Problem |
Copy out each line below exactly as it appears.

Excerpts from a figure dataset
####
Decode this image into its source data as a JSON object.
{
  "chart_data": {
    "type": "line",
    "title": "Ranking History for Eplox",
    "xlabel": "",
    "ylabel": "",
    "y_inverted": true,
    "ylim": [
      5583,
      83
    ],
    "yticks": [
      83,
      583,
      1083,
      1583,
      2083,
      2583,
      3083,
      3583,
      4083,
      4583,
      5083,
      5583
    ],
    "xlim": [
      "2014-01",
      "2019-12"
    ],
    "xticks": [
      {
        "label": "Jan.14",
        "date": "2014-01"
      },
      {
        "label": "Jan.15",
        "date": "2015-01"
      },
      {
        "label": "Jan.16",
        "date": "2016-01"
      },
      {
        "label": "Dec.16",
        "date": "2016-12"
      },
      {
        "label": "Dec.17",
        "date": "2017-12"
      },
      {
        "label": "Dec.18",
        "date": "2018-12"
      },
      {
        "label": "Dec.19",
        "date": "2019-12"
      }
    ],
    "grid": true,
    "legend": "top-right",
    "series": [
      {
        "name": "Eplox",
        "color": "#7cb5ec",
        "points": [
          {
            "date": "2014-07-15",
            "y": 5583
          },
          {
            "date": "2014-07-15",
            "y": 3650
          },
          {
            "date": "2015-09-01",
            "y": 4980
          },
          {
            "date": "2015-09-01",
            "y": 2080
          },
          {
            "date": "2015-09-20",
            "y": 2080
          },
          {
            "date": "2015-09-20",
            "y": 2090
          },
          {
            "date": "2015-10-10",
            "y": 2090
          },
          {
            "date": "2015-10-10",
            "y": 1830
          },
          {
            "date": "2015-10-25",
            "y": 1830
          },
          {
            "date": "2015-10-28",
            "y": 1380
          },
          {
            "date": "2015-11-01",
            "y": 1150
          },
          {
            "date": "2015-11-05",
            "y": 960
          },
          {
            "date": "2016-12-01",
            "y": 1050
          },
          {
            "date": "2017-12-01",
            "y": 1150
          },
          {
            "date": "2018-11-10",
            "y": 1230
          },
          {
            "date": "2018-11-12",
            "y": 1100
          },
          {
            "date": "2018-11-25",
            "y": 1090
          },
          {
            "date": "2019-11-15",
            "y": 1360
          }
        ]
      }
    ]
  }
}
####
Correct output |
Decode this image into its source data as a JSON object.
{
  "chart_data": {
    "type": "line",
    "title": "Ranking History for Eplox",
    "xlabel": "",
    "ylabel": "",
    "y_inverted": true,
    "ylim": [
      5583,
      83
    ],
    "yticks": [
      83,
      583,
      1083,
      1583,
      2083,
      2583,
      3083,
      3583,
      4083,
      4583,
      5083,
      5583
    ],
    "xlim": [
      "2014-01",
      "2019-12"
    ],
    "xticks": [
      {
        "label": "Jan.14",
        "date": "2014-01"
      },
      {
        "label": "Jan.15",
        "date": "2015-01"
      },
      {
        "label": "Jan.16",
        "date": "2016-01"
      },
      {
        "label": "Dec.16",
        "date": "2016-12"
      },
      {
        "label": "Dec.17",
        "date": "2017-12"
      },
      {
        "label": "Dec.18",
        "date": "2018-12"
      },
      {
        "label": "Dec.19",
        "date": "2019-12"
      }
    ],
    "grid": true,
    "legend": "top-right",
    "series": [
      {
        "name": "Eplox",
        "color": "#7cb5ec",
        "points": [
          {
            "date": "2014-07-15",
            "y": 5583
          },
          {
            "date": "2014-07-15",
            "y": 3650
          },
          {
            "date": "2015-09-01",
            "y": 4980
          },
          {
            "date": "2015-09-01",
            "y": 2080
          },
          {
            "date": "2015-09-20",
            "y": 2080
          },
          {
            "date": "2015-09-20",
            "y": 2090
          },
          {
            "date": "2015-10-10",
            "y": 2090
          },
          {
            "date": "2015-10-10",
            "y": 1830
          },
          {
            "date": "2015-10-25",
            "y": 1830
          },
          {
            "date": "2015-10-28",
            "y": 1380
          },
          {
            "date": "2015-11-01",
            "y": 1150
          },
          {
            "date": "2015-11-05",
            "y": 960
          },
          {
            "date": "2016-12-01",
            "y": 1050
          },
          {
            "date": "2017-12-01",
            "y": 1150
          },
          {
            "date": "2018-11-10",
            "y": 1230
          },
          {
            "date": "2018-11-12",
            "y": 1100
          },
          {
            "date": "2018-11-25",
            "y": 1090
          },
          {
            "date": "2019-11-15",
            "y": 1360
          }
        ]
      }
    ]
  }
}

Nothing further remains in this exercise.